• [Written instruction]
Every line of the material is to be quoted verbatim, minus the pictures.

====== Provided records

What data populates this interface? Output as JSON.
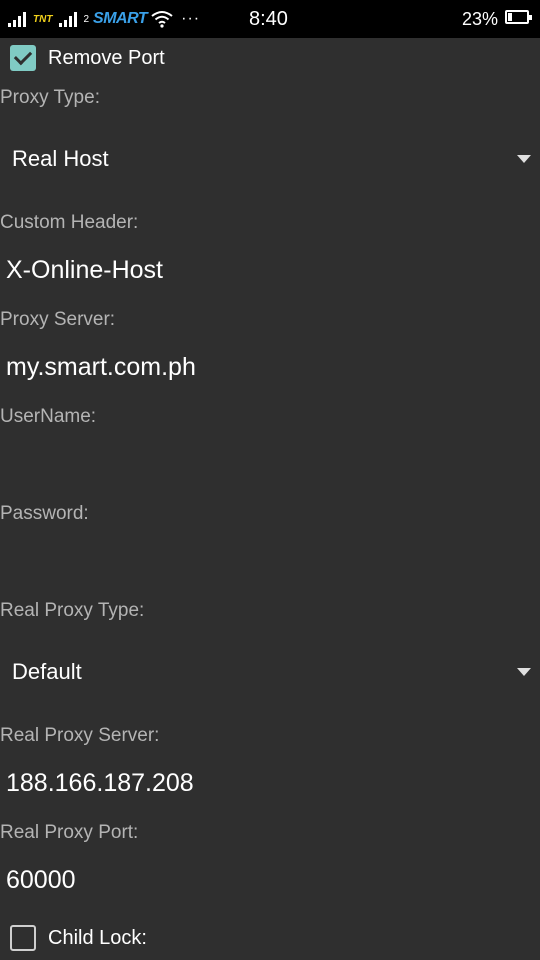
{
  "status_bar": {
    "carrier1": "TNT",
    "sim2_label": "2",
    "carrier2": "SMART",
    "overflow": "···",
    "time": "8:40",
    "battery_pct": "23%",
    "battery_level": 0.23,
    "icons": [
      "signal-icon",
      "signal-icon",
      "wifi-icon",
      "battery-icon"
    ]
  },
  "form": {
    "remove_port": {
      "label": "Remove Port",
      "checked": true
    },
    "proxy_type": {
      "label": "Proxy Type:",
      "value": "Real Host"
    },
    "custom_header": {
      "label": "Custom Header:",
      "value": "X-Online-Host"
    },
    "proxy_server": {
      "label": "Proxy Server:",
      "value": "my.smart.com.ph"
    },
    "username": {
      "label": "UserName:",
      "value": ""
    },
    "password": {
      "label": "Password:",
      "value": ""
    },
    "real_proxy_type": {
      "label": "Real Proxy Type:",
      "value": "Default"
    },
    "real_proxy_server": {
      "label": "Real Proxy Server:",
      "value": "188.166.187.208"
    },
    "real_proxy_port": {
      "label": "Real Proxy Port:",
      "value": "60000"
    },
    "child_lock": {
      "label": "Child Lock:",
      "checked": false
    }
  },
  "colors": {
    "background": "#2f2f2f",
    "accent": "#80cbc4",
    "label": "#b4b4b4"
  }
}
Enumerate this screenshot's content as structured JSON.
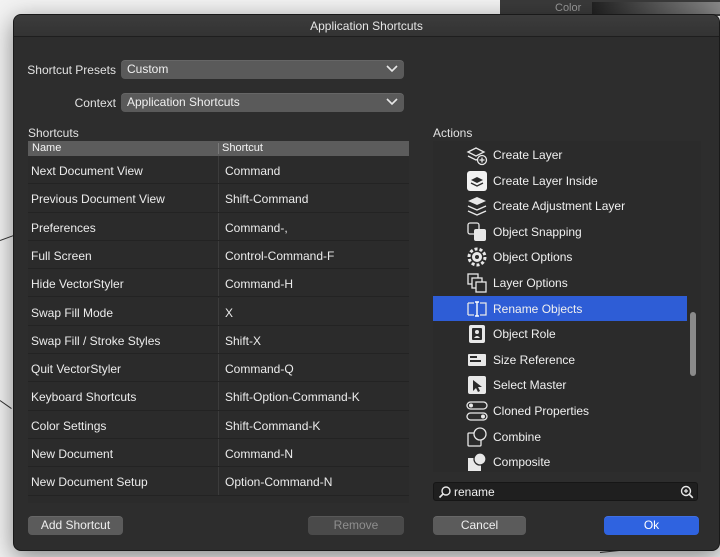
{
  "background": {
    "color_label": "Color"
  },
  "window": {
    "title": "Application Shortcuts"
  },
  "presets": {
    "label": "Shortcut Presets",
    "value": "Custom"
  },
  "context": {
    "label": "Context",
    "value": "Application Shortcuts"
  },
  "shortcuts": {
    "section_label": "Shortcuts",
    "columns": {
      "name": "Name",
      "shortcut": "Shortcut"
    },
    "rows": [
      {
        "name": "Next Document View",
        "shortcut": "Command"
      },
      {
        "name": "Previous Document View",
        "shortcut": "Shift-Command"
      },
      {
        "name": "Preferences",
        "shortcut": "Command-,"
      },
      {
        "name": "Full Screen",
        "shortcut": "Control-Command-F"
      },
      {
        "name": "Hide VectorStyler",
        "shortcut": "Command-H"
      },
      {
        "name": "Swap Fill Mode",
        "shortcut": "X"
      },
      {
        "name": "Swap Fill / Stroke Styles",
        "shortcut": "Shift-X"
      },
      {
        "name": "Quit VectorStyler",
        "shortcut": "Command-Q"
      },
      {
        "name": "Keyboard Shortcuts",
        "shortcut": "Shift-Option-Command-K"
      },
      {
        "name": "Color Settings",
        "shortcut": "Shift-Command-K"
      },
      {
        "name": "New Document",
        "shortcut": "Command-N"
      },
      {
        "name": "New Document Setup",
        "shortcut": "Option-Command-N"
      }
    ]
  },
  "actions": {
    "section_label": "Actions",
    "items": [
      {
        "label": "Create Layer",
        "icon": "create-layer-icon",
        "selected": false
      },
      {
        "label": "Create Layer Inside",
        "icon": "create-layer-inside-icon",
        "selected": false
      },
      {
        "label": "Create Adjustment Layer",
        "icon": "adjustment-layer-icon",
        "selected": false
      },
      {
        "label": "Object Snapping",
        "icon": "object-snapping-icon",
        "selected": false
      },
      {
        "label": "Object Options",
        "icon": "gear-icon",
        "selected": false
      },
      {
        "label": "Layer Options",
        "icon": "layer-options-icon",
        "selected": false
      },
      {
        "label": "Rename Objects",
        "icon": "rename-icon",
        "selected": true
      },
      {
        "label": "Object Role",
        "icon": "object-role-icon",
        "selected": false
      },
      {
        "label": "Size Reference",
        "icon": "size-reference-icon",
        "selected": false
      },
      {
        "label": "Select Master",
        "icon": "select-master-icon",
        "selected": false
      },
      {
        "label": "Cloned Properties",
        "icon": "cloned-properties-icon",
        "selected": false
      },
      {
        "label": "Combine",
        "icon": "combine-icon",
        "selected": false
      },
      {
        "label": "Composite",
        "icon": "composite-icon",
        "selected": false
      }
    ]
  },
  "search": {
    "value": "rename",
    "placeholder": ""
  },
  "buttons": {
    "add_shortcut": "Add Shortcut",
    "remove": "Remove",
    "cancel": "Cancel",
    "ok": "Ok"
  },
  "colors": {
    "accent": "#2e5dd6",
    "panel": "#2d2d2d",
    "selection": "#2e5dd6"
  }
}
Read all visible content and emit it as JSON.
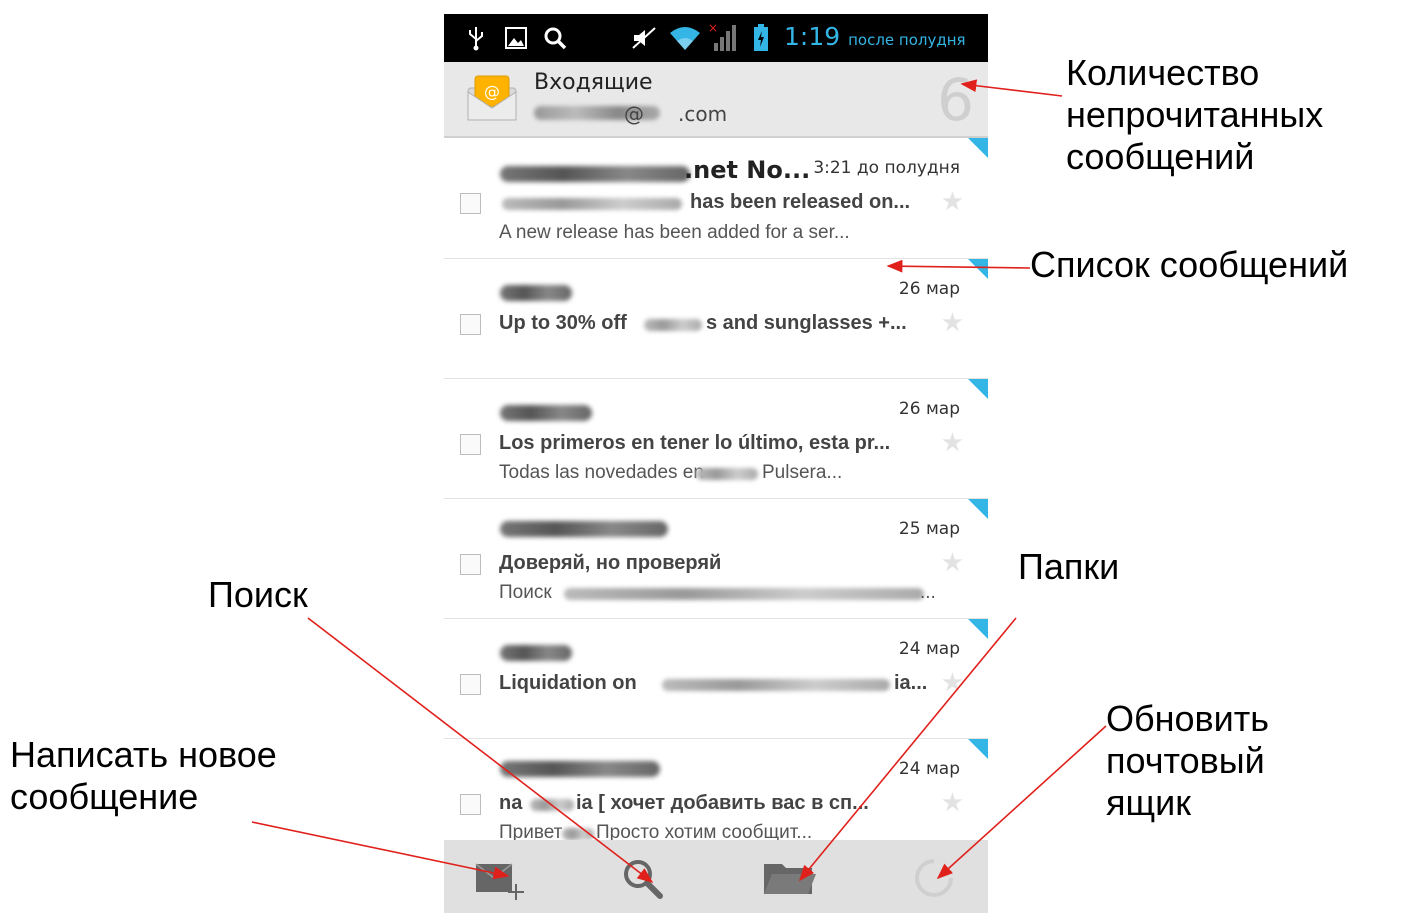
{
  "status_bar": {
    "time": "1:19",
    "period": "после полудня",
    "icons": [
      "usb-icon",
      "image-icon",
      "search-icon",
      "mute-icon",
      "wifi-icon",
      "signal-icon",
      "battery-icon"
    ]
  },
  "header": {
    "title": "Входящие",
    "account_at": "@",
    "account_domain": ".com",
    "unread_count": "6",
    "icon": "mail-envelope-icon"
  },
  "messages": [
    {
      "sender": ".net No...",
      "date": "3:21 до полудня",
      "subject": "has been released on...",
      "preview": "A new release has been added for a ser...",
      "starred": false,
      "unread": true
    },
    {
      "sender": "",
      "date": "26 мар",
      "subject_prefix": "Up to 30% off",
      "subject": "s and sunglasses +...",
      "preview": "",
      "starred": false,
      "unread": true
    },
    {
      "sender": "",
      "date": "26 мар",
      "subject": "Los primeros en tener lo último, esta pr...",
      "preview_prefix": "Todas las novedades en",
      "preview": "Pulsera...",
      "starred": false,
      "unread": true
    },
    {
      "sender": "",
      "date": "25 мар",
      "subject": "Доверяй, но проверяй",
      "preview_prefix": "Поиск",
      "preview": "...",
      "starred": false,
      "unread": true
    },
    {
      "sender": "",
      "date": "24 мар",
      "subject_prefix": "Liquidation on",
      "subject": "ia...",
      "preview": "",
      "starred": false,
      "unread": true
    },
    {
      "sender": "",
      "date": "24 мар",
      "subject_prefix": "na",
      "subject": "ia [ хочет добавить вас в сп...",
      "preview_prefix": "Привет",
      "preview": "Просто хотим сообщит...",
      "starred": false,
      "unread": true
    }
  ],
  "bottom_bar": {
    "compose": "compose-icon",
    "search": "search-icon",
    "folders": "folder-icon",
    "refresh": "refresh-icon"
  },
  "annotations": {
    "unread_count_1": "Количество",
    "unread_count_2": "непрочитанных",
    "unread_count_3": "сообщений",
    "message_list": "Список сообщений",
    "folders": "Папки",
    "search": "Поиск",
    "compose_1": "Написать новое",
    "compose_2": "сообщение",
    "refresh_1": "Обновить",
    "refresh_2": "почтовый",
    "refresh_3": "ящик"
  },
  "colors": {
    "accent": "#33b5e5",
    "arrow": "#e0201b",
    "status_bar": "#000000",
    "header": "#e8e8e8"
  }
}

============

• [Task response]
What data populates this interface? Output as JSON.
{
  "status_bar": {
    "carrier1": "TNT",
    "sim2_label": "2",
    "carrier2": "SMART",
    "overflow": "···",
    "time": "8:40",
    "battery_pct": "23%",
    "battery_level": 0.23,
    "icons": [
      "signal-icon",
      "signal-icon",
      "wifi-icon",
      "battery-icon"
    ]
  },
  "form": {
    "remove_port": {
      "label": "Remove Port",
      "checked": true
    },
    "proxy_type": {
      "label": "Proxy Type:",
      "value": "Real Host"
    },
    "custom_header": {
      "label": "Custom Header:",
      "value": "X-Online-Host"
    },
    "proxy_server": {
      "label": "Proxy Server:",
      "value": "my.smart.com.ph"
    },
    "username": {
      "label": "UserName:",
      "value": ""
    },
    "password": {
      "label": "Password:",
      "value": ""
    },
    "real_proxy_type": {
      "label": "Real Proxy Type:",
      "value": "Default"
    },
    "real_proxy_server": {
      "label": "Real Proxy Server:",
      "value": "188.166.187.208"
    },
    "real_proxy_port": {
      "label": "Real Proxy Port:",
      "value": "60000"
    },
    "child_lock": {
      "label": "Child Lock:",
      "checked": false
    }
  },
  "colors": {
    "background": "#2f2f2f",
    "accent": "#80cbc4",
    "label": "#b4b4b4"
  }
}
Enumerate this screenshot's content as structured JSON.
{
  "background": {
    "color_label": "Color"
  },
  "window": {
    "title": "Application Shortcuts"
  },
  "presets": {
    "label": "Shortcut Presets",
    "value": "Custom"
  },
  "context": {
    "label": "Context",
    "value": "Application Shortcuts"
  },
  "shortcuts": {
    "section_label": "Shortcuts",
    "columns": {
      "name": "Name",
      "shortcut": "Shortcut"
    },
    "rows": [
      {
        "name": "Next Document View",
        "shortcut": "Command"
      },
      {
        "name": "Previous Document View",
        "shortcut": "Shift-Command"
      },
      {
        "name": "Preferences",
        "shortcut": "Command-,"
      },
      {
        "name": "Full Screen",
        "shortcut": "Control-Command-F"
      },
      {
        "name": "Hide VectorStyler",
        "shortcut": "Command-H"
      },
      {
        "name": "Swap Fill Mode",
        "shortcut": "X"
      },
      {
        "name": "Swap Fill / Stroke Styles",
        "shortcut": "Shift-X"
      },
      {
        "name": "Quit VectorStyler",
        "shortcut": "Command-Q"
      },
      {
        "name": "Keyboard Shortcuts",
        "shortcut": "Shift-Option-Command-K"
      },
      {
        "name": "Color Settings",
        "shortcut": "Shift-Command-K"
      },
      {
        "name": "New Document",
        "shortcut": "Command-N"
      },
      {
        "name": "New Document Setup",
        "shortcut": "Option-Command-N"
      }
    ]
  },
  "actions": {
    "section_label": "Actions",
    "items": [
      {
        "label": "Create Layer",
        "icon": "create-layer-icon",
        "selected": false
      },
      {
        "label": "Create Layer Inside",
        "icon": "create-layer-inside-icon",
        "selected": false
      },
      {
        "label": "Create Adjustment Layer",
        "icon": "adjustment-layer-icon",
        "selected": false
      },
      {
        "label": "Object Snapping",
        "icon": "object-snapping-icon",
        "selected": false
      },
      {
        "label": "Object Options",
        "icon": "gear-icon",
        "selected": false
      },
      {
        "label": "Layer Options",
        "icon": "layer-options-icon",
        "selected": false
      },
      {
        "label": "Rename Objects",
        "icon": "rename-icon",
        "selected": true
      },
      {
        "label": "Object Role",
        "icon": "object-role-icon",
        "selected": false
      },
      {
        "label": "Size Reference",
        "icon": "size-reference-icon",
        "selected": false
      },
      {
        "label": "Select Master",
        "icon": "select-master-icon",
        "selected": false
      },
      {
        "label": "Cloned Properties",
        "icon": "cloned-properties-icon",
        "selected": false
      },
      {
        "label": "Combine",
        "icon": "combine-icon",
        "selected": false
      },
      {
        "label": "Composite",
        "icon": "composite-icon",
        "selected": false
      }
    ]
  },
  "search": {
    "value": "rename",
    "placeholder": ""
  },
  "buttons": {
    "add_shortcut": "Add Shortcut",
    "remove": "Remove",
    "cancel": "Cancel",
    "ok": "Ok"
  },
  "colors": {
    "accent": "#2e5dd6",
    "panel": "#2d2d2d",
    "selection": "#2e5dd6"
  }
}
Read all visible content and emit it as JSON.
{
  "status_bar": {
    "time": "1:19",
    "period": "после полудня",
    "icons": [
      "usb-icon",
      "image-icon",
      "search-icon",
      "mute-icon",
      "wifi-icon",
      "signal-icon",
      "battery-icon"
    ]
  },
  "header": {
    "title": "Входящие",
    "account_at": "@",
    "account_domain": ".com",
    "unread_count": "6",
    "icon": "mail-envelope-icon"
  },
  "messages": [
    {
      "sender": ".net No...",
      "date": "3:21 до полудня",
      "subject": "has been released on...",
      "preview": "A new release has been added for a ser...",
      "starred": false,
      "unread": true
    },
    {
      "sender": "",
      "date": "26 мар",
      "subject_prefix": "Up to 30% off",
      "subject": "s and sunglasses +...",
      "preview": "",
      "starred": false,
      "unread": true
    },
    {
      "sender": "",
      "date": "26 мар",
      "subject": "Los primeros en tener lo último, esta pr...",
      "preview_prefix": "Todas las novedades en",
      "preview": "Pulsera...",
      "starred": false,
      "unread": true
    },
    {
      "sender": "",
      "date": "25 мар",
      "subject": "Доверяй, но проверяй",
      "preview_prefix": "Поиск",
      "preview": "...",
      "starred": false,
      "unread": true
    },
    {
      "sender": "",
      "date": "24 мар",
      "subject_prefix": "Liquidation on",
      "subject": "ia...",
      "preview": "",
      "starred": false,
      "unread": true
    },
    {
      "sender": "",
      "date": "24 мар",
      "subject_prefix": "na",
      "subject": "ia [ хочет добавить вас в сп...",
      "preview_prefix": "Привет",
      "preview": "Просто хотим сообщит...",
      "starred": false,
      "unread": true
    }
  ],
  "bottom_bar": {
    "compose": "compose-icon",
    "search": "search-icon",
    "folders": "folder-icon",
    "refresh": "refresh-icon"
  },
  "annotations": {
    "unread_count_1": "Количество",
    "unread_count_2": "непрочитанных",
    "unread_count_3": "сообщений",
    "message_list": "Список сообщений",
    "folders": "Папки",
    "search": "Поиск",
    "compose_1": "Написать новое",
    "compose_2": "сообщение",
    "refresh_1": "Обновить",
    "refresh_2": "почтовый",
    "refresh_3": "ящик"
  },
  "colors": {
    "accent": "#33b5e5",
    "arrow": "#e0201b",
    "status_bar": "#000000",
    "header": "#e8e8e8"
  }
}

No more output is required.